start Raw records

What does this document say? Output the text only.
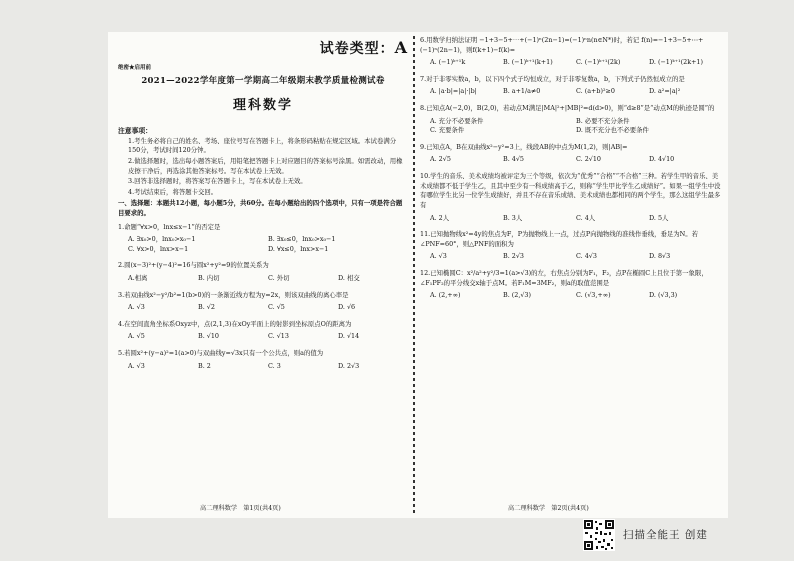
试卷类型：A
绝密★启用前
2021—2022学年度第一学期高二年级期末教学质量检测试卷
理科数学
注意事项：

1.考生务必将自己的姓名、考场、座位号写在答题卡上，将条形码粘贴在规定区域。本试卷满分150分，考试时间120分钟。

2.做选择题时，选出每小题答案后，用铅笔把答题卡上对应题目的答案标号涂黑。如需改动，用橡皮擦干净后，再选涂其他答案标号。写在本试卷上无效。

3.回答非选择题时，将答案写在答题卡上，写在本试卷上无效。

4.考试结束后，将答题卡交回。

一、选择题：本题共12小题，每小题5分，共60分。在每小题给出的四个选项中，只有一项是符合题目要求的。
1.命题“∀x>0，lnx≤x−1”的否定是
A. ∃x₀>0，lnx₀>x₀−1	B. ∃x₀≤0，lnx₀>x₀−1
C. ∀x>0，lnx>x−1	D. ∀x≤0，lnx>x−1
2.圆(x−3)²+(y−4)²=16与圆x²+y²=9的位置关系为
A.相离	B. 内切	C. 外切	D. 相交
3.若双曲线x²−y²/b²=1(b>0)的一条渐近线方程为y=2x，则该双曲线的离心率是
A. √3	B. √2	C. √5	D. √6
4.在空间直角坐标系Oxyz中，点(2,1,3)在xOy平面上的射影到坐标原点O的距离为
A. √5	B. √10	C. √13	D. √14
5.若圆x²+(y−a)²=1(a>0)与双曲线y=√3x只有一个公共点，则a的值为
A. √3	B. 2	C. 3	D. 2√3
6.用数学归纳法证明 −1+3−5+⋯+(−1)ⁿ(2n−1)=(−1)ⁿn(n∈N*)时，若记 f(n)=−1+3−5+⋯+(−1)ⁿ(2n−1)，则f(k+1)−f(k)=
A. (−1)ᵏ⁺¹k	B. (−1)ᵏ⁺¹(k+1)	C. (−1)ᵏ⁺¹(2k)	D. (−1)ᵏ⁺¹(2k+1)
7.对于非零实数a，b，以下四个式子均恒成立，对于非零复数a，b，下列式子仍然恒成立的是
A. |a·b|=|a|·|b|	B. a+1/a≠0	C. (a+b)²≥0	D. a²=|a|²
8.已知点A(−2,0)，B(2,0)，若动点M满足|MA|²+|MB|²=d(d>0)，则“d≥8”是“动点M的轨迹是圆”的
A. 充分不必要条件	B. 必要不充分条件
C. 充要条件	D. 既不充分也不必要条件
9.已知点A，B在双曲线x²−y²=3上，线段AB的中点为M(1,2)，则|AB|=
A. 2√5	B. 4√5	C. 2√10	D. 4√10
10.学生的音乐、美术成绩均被评定为三个等级，依次为“优秀”“合格”“不合格”三种。若学生甲的音乐、美术成绩都不低于学生乙，且其中至少有一科成绩高于乙，则称“学生甲比学生乙成绩好”。如果一组学生中没有哪位学生比另一位学生成绩好，并且不存在音乐成绩、美术成绩也都相同的两个学生，那么这组学生最多有
A. 2人	B. 3人	C. 4人	D. 5人
11.已知抛物线x²=4y的焦点为F，P为抛物线上一点，过点P向抛物线的准线作垂线，垂足为N。若∠PNF=60°，则△PNF的面积为
A. √3	B. 2√3	C. 4√3	D. 8√3
12.已知椭圆C：x²/a²+y²/3=1(a>√3)的左，右焦点分别为F₁，F₂，点P在椭圆C上且位于第一象限，∠F₁PF₂的平分线交x轴于点M。若F₁M=3MF₂，则a的取值范围是
A. (2,+∞)	B. (2,√3)	C. (√3,+∞)	D. (√3,3)
高二理科数学　第1页(共4页)	高二理科数学　第2页(共4页)
扫描全能王 创建
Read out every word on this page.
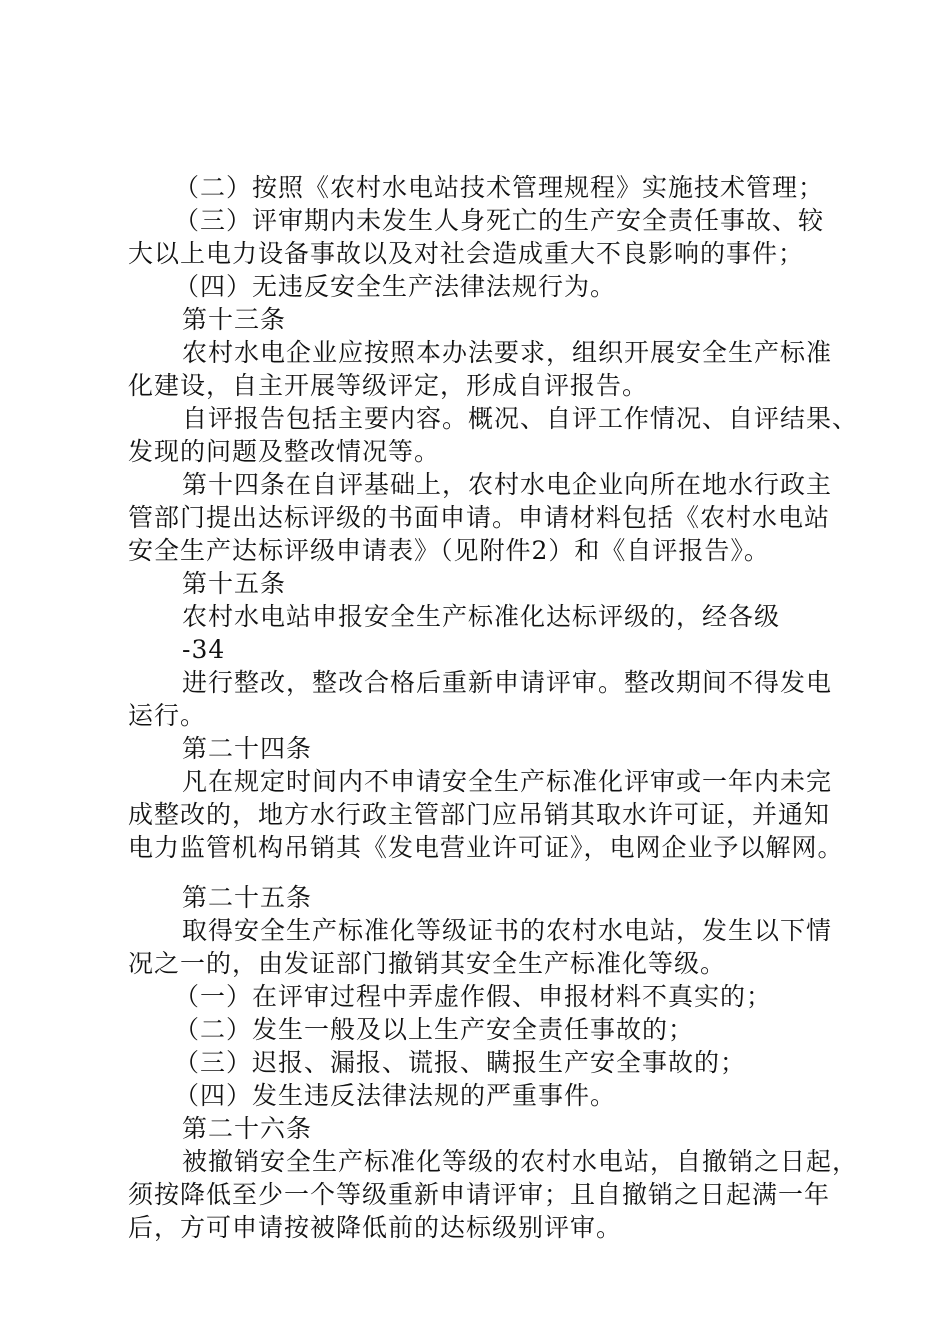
（二）按照《农村水电站技术管理规程》实施技术管理；
（三）评审期内未发生人身死亡的生产安全责任事故、较
大以上电力设备事故以及对社会造成重大不良影响的事件；
（四）无违反安全生产法律法规行为。
第十三条
农村水电企业应按照本办法要求，组织开展安全生产标准
化建设，自主开展等级评定，形成自评报告。
自评报告包括主要内容。概况、自评工作情况、自评结果、
发现的问题及整改情况等。
第十四条在自评基础上，农村水电企业向所在地水行政主
管部门提出达标评级的书面申请。申请材料包括《农村水电站
安全生产达标评级申请表》（见附件2）和《自评报告》。
第十五条
农村水电站申报安全生产标准化达标评级的，经各级
-34
进行整改，整改合格后重新申请评审。整改期间不得发电
运行。
第二十四条
凡在规定时间内不申请安全生产标准化评审或一年内未完
成整改的，地方水行政主管部门应吊销其取水许可证，并通知
电力监管机构吊销其《发电营业许可证》，电网企业予以解网。
第二十五条
取得安全生产标准化等级证书的农村水电站，发生以下情
况之一的，由发证部门撤销其安全生产标准化等级。
（一）在评审过程中弄虚作假、申报材料不真实的；
（二）发生一般及以上生产安全责任事故的；
（三）迟报、漏报、谎报、瞒报生产安全事故的；
（四）发生违反法律法规的严重事件。
第二十六条
被撤销安全生产标准化等级的农村水电站，自撤销之日起，
须按降低至少一个等级重新申请评审；且自撤销之日起满一年
后，方可申请按被降低前的达标级别评审。
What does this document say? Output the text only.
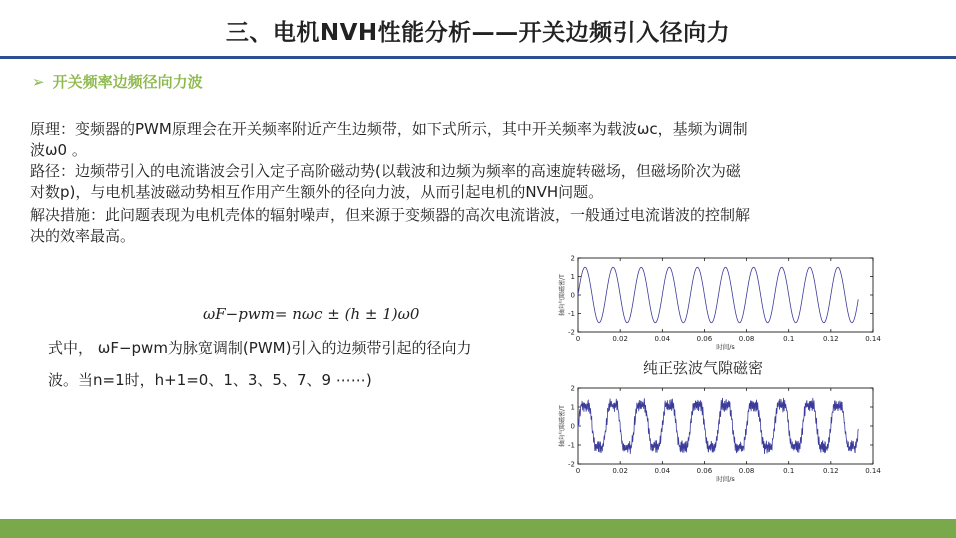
三、电机NVH性能分析——开关边频引入径向力
➢ 开关频率边频径向力波
原理：变频器的PWM原理会在开关频率附近产生边频带，如下式所示，其中开关频率为载波ωc，基频为调制
波ω0 。
路径：边频带引入的电流谐波会引入定子高阶磁动势(以载波和边频为频率的高速旋转磁场，但磁场阶次为磁
对数p)，与电机基波磁动势相互作用产生额外的径向力波，从而引起电机的NVH问题。
解决措施：此问题表现为电机壳体的辐射噪声，但来源于变频器的高次电流谐波，一般通过电流谐波的控制解
决的效率最高。
ωF−pwm= nωc ± (h ± 1)ω0
式中， ωF−pwm为脉宽调制(PWM)引入的边频带引起的径向力
波。当n=1时，h+1=0、1、3、5、7、9 ⋯⋯)
0	0.02	0.04	0.06	0.08	0.1	0.12	0.14
2
1
0
-1
-2
时间/s
轴向气隙磁密/T
纯正弦波气隙磁密
0	0.02	0.04	0.06	0.08	0.1	0.12	0.14
2
1
0
-1
-2
时间/s
轴向气隙磁密/T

end Raw records

Instruction — Extract all lines containing the word "写在本试卷上无效".

Answer to this exercise —
2.做选择题时，选出每小题答案后，用铅笔把答题卡上对应题目的答案标号涂黑。如需改动，用橡皮擦干净后，再选涂其他答案标号。写在本试卷上无效。
3.回答非选择题时，将答案写在答题卡上，写在本试卷上无效。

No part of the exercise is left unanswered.